ZITIERTER ABSCHNITT:
════

Anschließend bewegte sich der 34-jährige Mann mit dem Rucksack in den Händen auf die Polizisten zu. Den Aufforderungen zum Stehenbleiben schenkte der Mann keine Beachtung. Aus diesem Grund gab einer der Beamten einen Warnschuss in die Luft ab. Doch auch mit dieser Maßnahme lies sich der Mann nicht stoppen. Aus diesem Grund musste der Beamte einen weiteren, diesmal gezielten Schuss auf die Beine des Mannes abgeben. Diesmal erfolgte eine Reaktion des Gefährders, der sich nun bereitwillig festnehmen lies. Nach seiner Festnahme wurde der Mann ins Krankenhaus gebracht, um seine Verletzungen zu versorgen. Dabei wurde festgestellt, dass der Schuss des Polizisten den Mann verfehlt hatte. Sämtliche im Krankenhaus versorgten Verletzungen stellten sich als Schnittverletzungen heraus, die der Mann sich selbst zugefügt hatte.
Bei der Festnahme hatte der Mann ein Cutter-Messer bei sich gehabt.
Unmittelbar nach dem Vorfall sperrte die Polizei die Innenstadt von Anspach weiträumig ab, um keinerlei Risiko einzugehen. Anschließend untersuchten Sprengstoffexperten den Rucksack des Mannes. Dabei wurde kein explosives Material gefunden. Die Kripo Anspach hat nun Untersuchungen zu dem Vorfall aufgenommen. Bisher jedoch können die Beamten noch keine Angaben zu den Motiven des festgenommenen Mannes machen.

════

DATENSATZ:

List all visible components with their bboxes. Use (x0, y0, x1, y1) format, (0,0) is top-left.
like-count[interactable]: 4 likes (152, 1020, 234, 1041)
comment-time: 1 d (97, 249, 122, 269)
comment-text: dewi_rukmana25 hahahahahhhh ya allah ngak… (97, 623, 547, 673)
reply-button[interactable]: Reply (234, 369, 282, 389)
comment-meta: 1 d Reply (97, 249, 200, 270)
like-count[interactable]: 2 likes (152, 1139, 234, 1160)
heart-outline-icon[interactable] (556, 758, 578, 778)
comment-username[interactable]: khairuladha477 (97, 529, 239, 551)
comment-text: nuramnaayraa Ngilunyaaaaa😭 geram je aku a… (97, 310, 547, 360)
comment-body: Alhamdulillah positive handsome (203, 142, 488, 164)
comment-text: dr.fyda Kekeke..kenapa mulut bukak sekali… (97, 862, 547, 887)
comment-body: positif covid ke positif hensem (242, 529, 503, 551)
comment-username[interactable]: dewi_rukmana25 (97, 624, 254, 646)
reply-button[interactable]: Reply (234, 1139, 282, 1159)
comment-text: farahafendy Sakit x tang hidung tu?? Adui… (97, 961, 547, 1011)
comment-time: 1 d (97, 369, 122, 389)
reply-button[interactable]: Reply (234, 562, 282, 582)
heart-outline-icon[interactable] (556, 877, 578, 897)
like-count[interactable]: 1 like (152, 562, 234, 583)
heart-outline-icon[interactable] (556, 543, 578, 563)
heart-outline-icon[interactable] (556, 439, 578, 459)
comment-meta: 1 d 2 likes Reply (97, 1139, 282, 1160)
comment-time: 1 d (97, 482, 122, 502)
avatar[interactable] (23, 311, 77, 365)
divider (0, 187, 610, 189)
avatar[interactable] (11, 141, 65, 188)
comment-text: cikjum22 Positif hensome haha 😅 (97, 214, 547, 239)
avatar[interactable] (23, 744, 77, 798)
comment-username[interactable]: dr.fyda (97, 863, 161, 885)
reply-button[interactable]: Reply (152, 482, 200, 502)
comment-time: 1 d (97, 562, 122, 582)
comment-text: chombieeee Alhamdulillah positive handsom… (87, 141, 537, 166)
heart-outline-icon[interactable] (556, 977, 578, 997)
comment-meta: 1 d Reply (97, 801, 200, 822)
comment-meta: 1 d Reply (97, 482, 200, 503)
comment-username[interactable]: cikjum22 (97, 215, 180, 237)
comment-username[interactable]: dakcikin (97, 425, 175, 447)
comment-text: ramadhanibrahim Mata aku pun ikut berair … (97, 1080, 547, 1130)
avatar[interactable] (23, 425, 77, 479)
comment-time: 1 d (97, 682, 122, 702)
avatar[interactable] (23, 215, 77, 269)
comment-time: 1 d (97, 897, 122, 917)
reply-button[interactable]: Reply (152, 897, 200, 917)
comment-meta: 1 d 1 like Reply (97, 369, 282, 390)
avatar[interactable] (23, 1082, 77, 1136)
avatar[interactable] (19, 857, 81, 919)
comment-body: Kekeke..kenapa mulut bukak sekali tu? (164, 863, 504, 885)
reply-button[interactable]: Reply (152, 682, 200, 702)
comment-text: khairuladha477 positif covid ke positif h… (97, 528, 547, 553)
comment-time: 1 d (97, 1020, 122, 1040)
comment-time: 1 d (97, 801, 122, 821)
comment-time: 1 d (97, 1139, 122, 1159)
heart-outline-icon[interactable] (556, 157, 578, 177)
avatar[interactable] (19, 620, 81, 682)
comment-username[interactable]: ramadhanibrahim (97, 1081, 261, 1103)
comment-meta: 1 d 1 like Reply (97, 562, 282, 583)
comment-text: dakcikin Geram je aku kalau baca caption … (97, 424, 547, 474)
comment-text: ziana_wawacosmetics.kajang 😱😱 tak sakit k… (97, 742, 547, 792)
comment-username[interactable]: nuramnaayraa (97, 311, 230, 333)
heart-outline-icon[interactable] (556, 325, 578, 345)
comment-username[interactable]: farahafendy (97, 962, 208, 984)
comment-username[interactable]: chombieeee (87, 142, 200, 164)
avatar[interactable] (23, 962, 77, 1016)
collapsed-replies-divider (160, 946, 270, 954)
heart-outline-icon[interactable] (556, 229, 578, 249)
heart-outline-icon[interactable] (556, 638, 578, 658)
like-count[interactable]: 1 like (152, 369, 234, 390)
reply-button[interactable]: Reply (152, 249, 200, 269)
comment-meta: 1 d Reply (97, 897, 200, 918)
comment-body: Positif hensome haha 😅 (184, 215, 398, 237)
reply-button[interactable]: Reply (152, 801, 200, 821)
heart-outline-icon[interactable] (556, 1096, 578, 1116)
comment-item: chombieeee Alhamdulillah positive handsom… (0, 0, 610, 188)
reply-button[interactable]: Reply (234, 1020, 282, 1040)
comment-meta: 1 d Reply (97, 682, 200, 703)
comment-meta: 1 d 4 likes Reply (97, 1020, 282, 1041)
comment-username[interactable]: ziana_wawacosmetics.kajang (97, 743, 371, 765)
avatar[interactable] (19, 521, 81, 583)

════

FRAGEN ZUM MATERIAL:
(a) Warum gab einer der Beamten laut dem zitierten Abschnitt einen Warnschuss in die Luft ab? Antworten Sie in ein bis drei Sätzen.
(b) Ändern Sie im zitierten Abschnitt die Stelle von "Anschließend bewegte sich" bis einschließlich "bei sich gehabt.", indem Sie "Cutter-Messer" durch "Klappmesser" ersetzen, und geben Sie sie wieder.

LÖSUNGEN DER AUFGABEN:
(a) Der 34-jährige Mann bewegte sich mit dem Rucksack in den Händen auf die Polizisten zu. Den Aufforderungen zum Stehenbleiben schenkte er keine Beachtung. Deshalb gab einer der Beamten den Warnschuss ab.

(b)
Anschließend bewegte sich der 34-jährige Mann mit dem Rucksack in den Händen auf die Polizisten zu. Den Aufforderungen zum Stehenbleiben schenkte der Mann keine Beachtung. Aus diesem Grund gab einer der Beamten einen Warnschuss in die Luft ab. Doch auch mit dieser Maßnahme lies sich der Mann nicht stoppen. Aus diesem Grund musste der Beamte einen weiteren, diesmal gezielten Schuss auf die Beine des Mannes abgeben. Diesmal erfolgte eine Reaktion des Gefährders, der sich nun bereitwillig festnehmen lies. Nach seiner Festnahme wurde der Mann ins Krankenhaus gebracht, um seine Verletzungen zu versorgen. Dabei wurde festgestellt, dass der Schuss des Polizisten den Mann verfehlt hatte. Sämtliche im Krankenhaus versorgten Verletzungen stellten sich als Schnittverletzungen heraus, die der Mann sich selbst zugefügt hatte.
Bei der Festnahme hatte der Mann ein Klappmesser bei sich gehabt.